GOAL ▸ The entries below should be given again exactly, minus their pictures.

Records about charts and figures ▸

* * *

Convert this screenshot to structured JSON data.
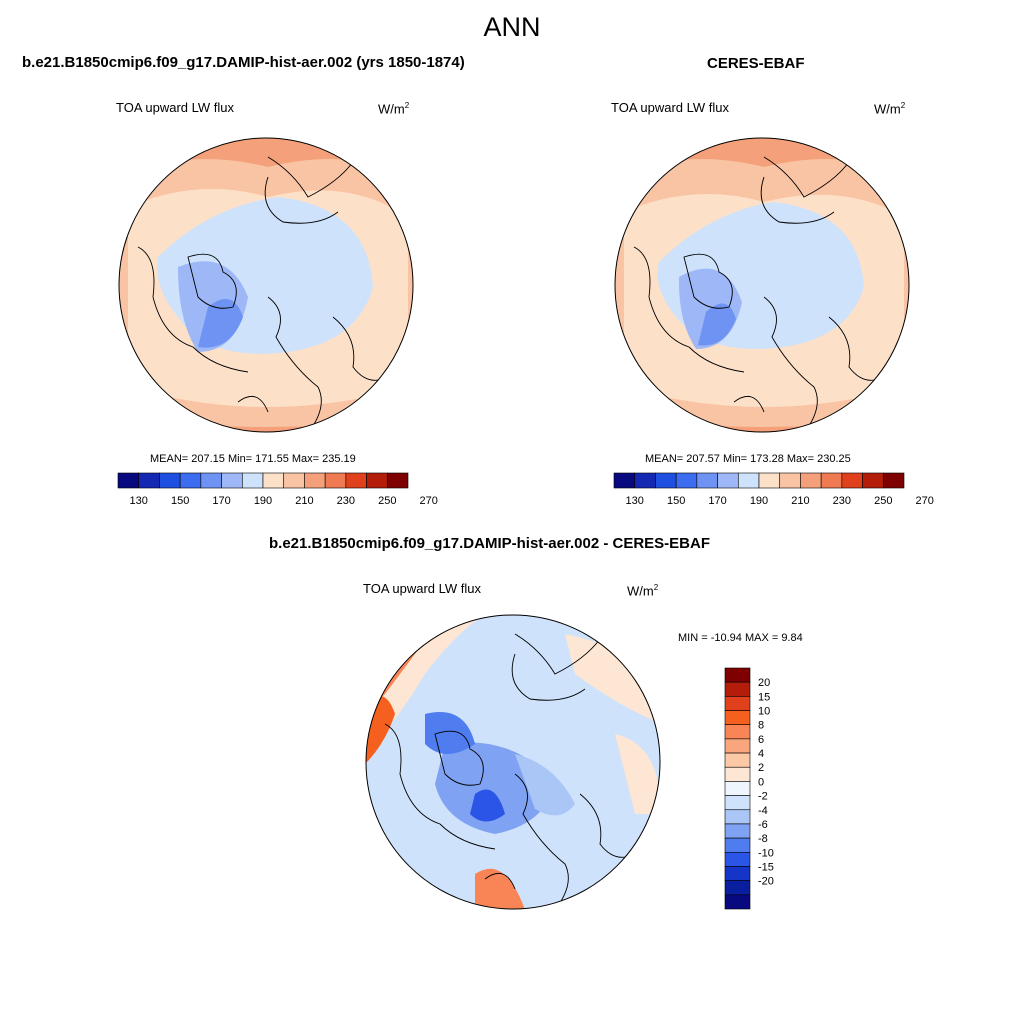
{
  "page": {
    "season": "ANN",
    "colors": {
      "deep_blue": "#08087f",
      "blue": "#1f4fe0",
      "light_blue": "#cfe2fb",
      "neutral": "#f4f9ff",
      "light_orange": "#fde0c8",
      "orange": "#f4a07a",
      "red": "#e0401c",
      "deep_red": "#7f0000",
      "coast": "#000000"
    }
  },
  "panels": {
    "model": {
      "title": "b.e21.B1850cmip6.f09_g17.DAMIP-hist-aer.002 (yrs 1850-1874)",
      "variable": "TOA upward LW flux",
      "units_base": "W/m",
      "units_exp": "2",
      "stats": "MEAN= 207.15  Min= 171.55  Max= 235.19",
      "colorbar_colors": [
        "#08087f",
        "#1428b4",
        "#1f4fe0",
        "#3c6df0",
        "#6f93f3",
        "#9db7f7",
        "#cfe2fb",
        "#fde0c8",
        "#f9c4a4",
        "#f4a07a",
        "#ef7a54",
        "#e0401c",
        "#b31d0a",
        "#7f0000"
      ],
      "colorbar_ticks": [
        "130",
        "150",
        "170",
        "190",
        "210",
        "230",
        "250",
        "270"
      ]
    },
    "obs": {
      "title": "CERES-EBAF",
      "variable": "TOA upward LW flux",
      "units_base": "W/m",
      "units_exp": "2",
      "stats": "MEAN= 207.57  Min= 173.28  Max= 230.25",
      "colorbar_colors": [
        "#08087f",
        "#1428b4",
        "#1f4fe0",
        "#3c6df0",
        "#6f93f3",
        "#9db7f7",
        "#cfe2fb",
        "#fde0c8",
        "#f9c4a4",
        "#f4a07a",
        "#ef7a54",
        "#e0401c",
        "#b31d0a",
        "#7f0000"
      ],
      "colorbar_ticks": [
        "130",
        "150",
        "170",
        "190",
        "210",
        "230",
        "250",
        "270"
      ]
    },
    "diff": {
      "title": "b.e21.B1850cmip6.f09_g17.DAMIP-hist-aer.002 - CERES-EBAF",
      "variable": "TOA upward LW flux",
      "units_base": "W/m",
      "units_exp": "2",
      "stats": "MIN = -10.94 MAX =   9.84",
      "colorbar_colors": [
        "#7f0000",
        "#b31d0a",
        "#e0401c",
        "#f5601f",
        "#f98556",
        "#f9a57e",
        "#fcc8a6",
        "#fde6d3",
        "#eef5fd",
        "#cfe2fb",
        "#a9c6f7",
        "#7fa2f3",
        "#4f7cee",
        "#2a55e6",
        "#1535c8",
        "#0a1ea0",
        "#08087f"
      ],
      "colorbar_ticks": [
        "20",
        "15",
        "10",
        "8",
        "6",
        "4",
        "2",
        "0",
        "-2",
        "-4",
        "-6",
        "-8",
        "-10",
        "-15",
        "-20"
      ]
    }
  }
}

* * *

RESULT FOR THIS EXERCISE ▸
Convert this screenshot to structured JSON data.
{
  "page": {
    "season": "ANN",
    "colors": {
      "deep_blue": "#08087f",
      "blue": "#1f4fe0",
      "light_blue": "#cfe2fb",
      "neutral": "#f4f9ff",
      "light_orange": "#fde0c8",
      "orange": "#f4a07a",
      "red": "#e0401c",
      "deep_red": "#7f0000",
      "coast": "#000000"
    }
  },
  "panels": {
    "model": {
      "title": "b.e21.B1850cmip6.f09_g17.DAMIP-hist-aer.002 (yrs 1850-1874)",
      "variable": "TOA upward LW flux",
      "units_base": "W/m",
      "units_exp": "2",
      "stats": "MEAN= 207.15  Min= 171.55  Max= 235.19",
      "colorbar_colors": [
        "#08087f",
        "#1428b4",
        "#1f4fe0",
        "#3c6df0",
        "#6f93f3",
        "#9db7f7",
        "#cfe2fb",
        "#fde0c8",
        "#f9c4a4",
        "#f4a07a",
        "#ef7a54",
        "#e0401c",
        "#b31d0a",
        "#7f0000"
      ],
      "colorbar_ticks": [
        "130",
        "150",
        "170",
        "190",
        "210",
        "230",
        "250",
        "270"
      ]
    },
    "obs": {
      "title": "CERES-EBAF",
      "variable": "TOA upward LW flux",
      "units_base": "W/m",
      "units_exp": "2",
      "stats": "MEAN= 207.57  Min= 173.28  Max= 230.25",
      "colorbar_colors": [
        "#08087f",
        "#1428b4",
        "#1f4fe0",
        "#3c6df0",
        "#6f93f3",
        "#9db7f7",
        "#cfe2fb",
        "#fde0c8",
        "#f9c4a4",
        "#f4a07a",
        "#ef7a54",
        "#e0401c",
        "#b31d0a",
        "#7f0000"
      ],
      "colorbar_ticks": [
        "130",
        "150",
        "170",
        "190",
        "210",
        "230",
        "250",
        "270"
      ]
    },
    "diff": {
      "title": "b.e21.B1850cmip6.f09_g17.DAMIP-hist-aer.002 - CERES-EBAF",
      "variable": "TOA upward LW flux",
      "units_base": "W/m",
      "units_exp": "2",
      "stats": "MIN = -10.94 MAX =   9.84",
      "colorbar_colors": [
        "#7f0000",
        "#b31d0a",
        "#e0401c",
        "#f5601f",
        "#f98556",
        "#f9a57e",
        "#fcc8a6",
        "#fde6d3",
        "#eef5fd",
        "#cfe2fb",
        "#a9c6f7",
        "#7fa2f3",
        "#4f7cee",
        "#2a55e6",
        "#1535c8",
        "#0a1ea0",
        "#08087f"
      ],
      "colorbar_ticks": [
        "20",
        "15",
        "10",
        "8",
        "6",
        "4",
        "2",
        "0",
        "-2",
        "-4",
        "-6",
        "-8",
        "-10",
        "-15",
        "-20"
      ]
    }
  }
}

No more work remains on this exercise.